◆ Task description ◆
Leave out the pictures and restate the rest of the data exactly.
— Begin Material for this task —
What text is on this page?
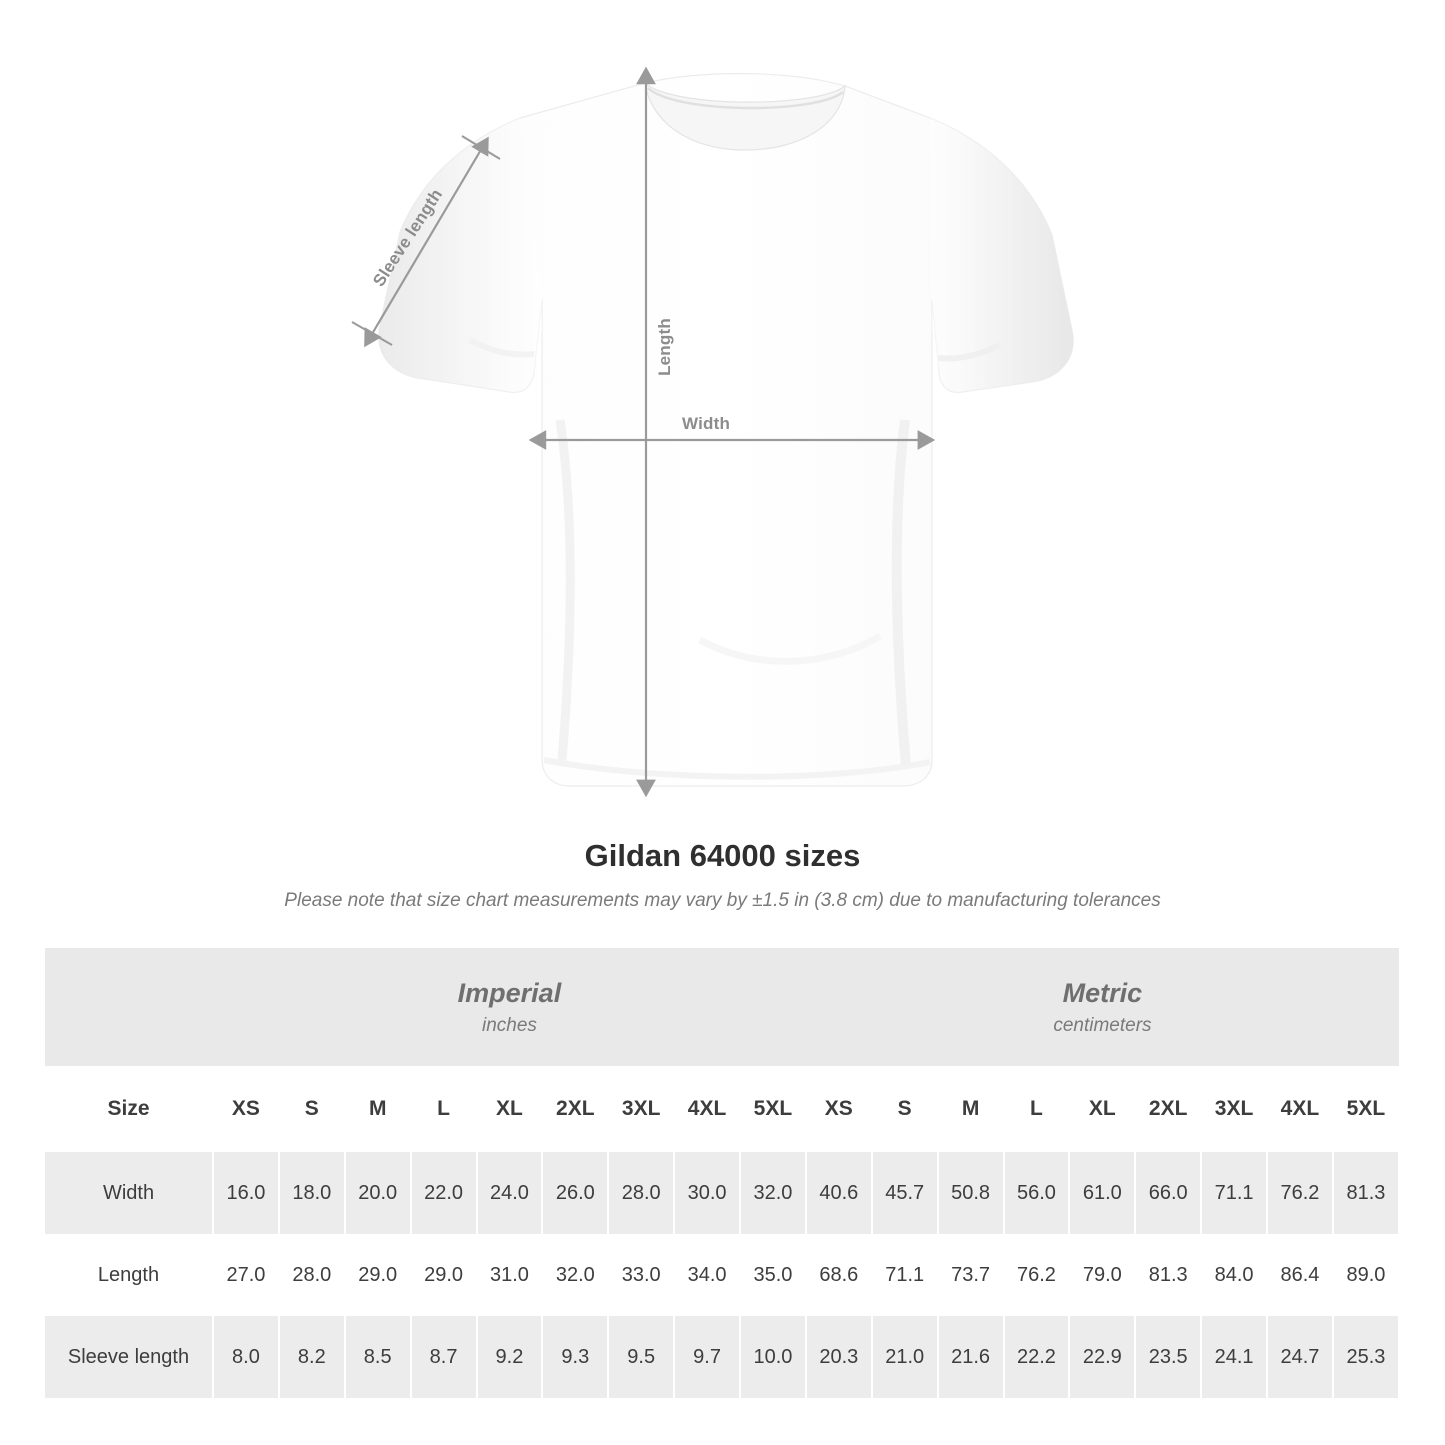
Sleeve length
Length
Width
Gildan 64000 sizes

Please note that size chart measurements may vary by ±1.5 in (3.8 cm) due to manufacturing tolerances

Imperial
inches

Metric
centimeters

Size	XS	S	M	L	XL	2XL	3XL	4XL	5XL	XS	S	M	L	XL	2XL	3XL	4XL	5XL
Width	16.0	18.0	20.0	22.0	24.0	26.0	28.0	30.0	32.0	40.6	45.7	50.8	56.0	61.0	66.0	71.1	76.2	81.3
Length	27.0	28.0	29.0	29.0	31.0	32.0	33.0	34.0	35.0	68.6	71.1	73.7	76.2	79.0	81.3	84.0	86.4	89.0
Sleeve length	8.0	8.2	8.5	8.7	9.2	9.3	9.5	9.7	10.0	20.3	21.0	21.6	22.2	22.9	23.5	24.1	24.7	25.3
— End Material for this task —
◆ Exercise answer ◆
What text is on this page?
Sleeve length
Length
Width
Gildan 64000 sizes

Please note that size chart measurements may vary by ±1.5 in (3.8 cm) due to manufacturing tolerances

Imperial
inches

Metric
centimeters

Size	XS	S	M	L	XL	2XL	3XL	4XL	5XL	XS	S	M	L	XL	2XL	3XL	4XL	5XL
Width	16.0	18.0	20.0	22.0	24.0	26.0	28.0	30.0	32.0	40.6	45.7	50.8	56.0	61.0	66.0	71.1	76.2	81.3
Length	27.0	28.0	29.0	29.0	31.0	32.0	33.0	34.0	35.0	68.6	71.1	73.7	76.2	79.0	81.3	84.0	86.4	89.0
Sleeve length	8.0	8.2	8.5	8.7	9.2	9.3	9.5	9.7	10.0	20.3	21.0	21.6	22.2	22.9	23.5	24.1	24.7	25.3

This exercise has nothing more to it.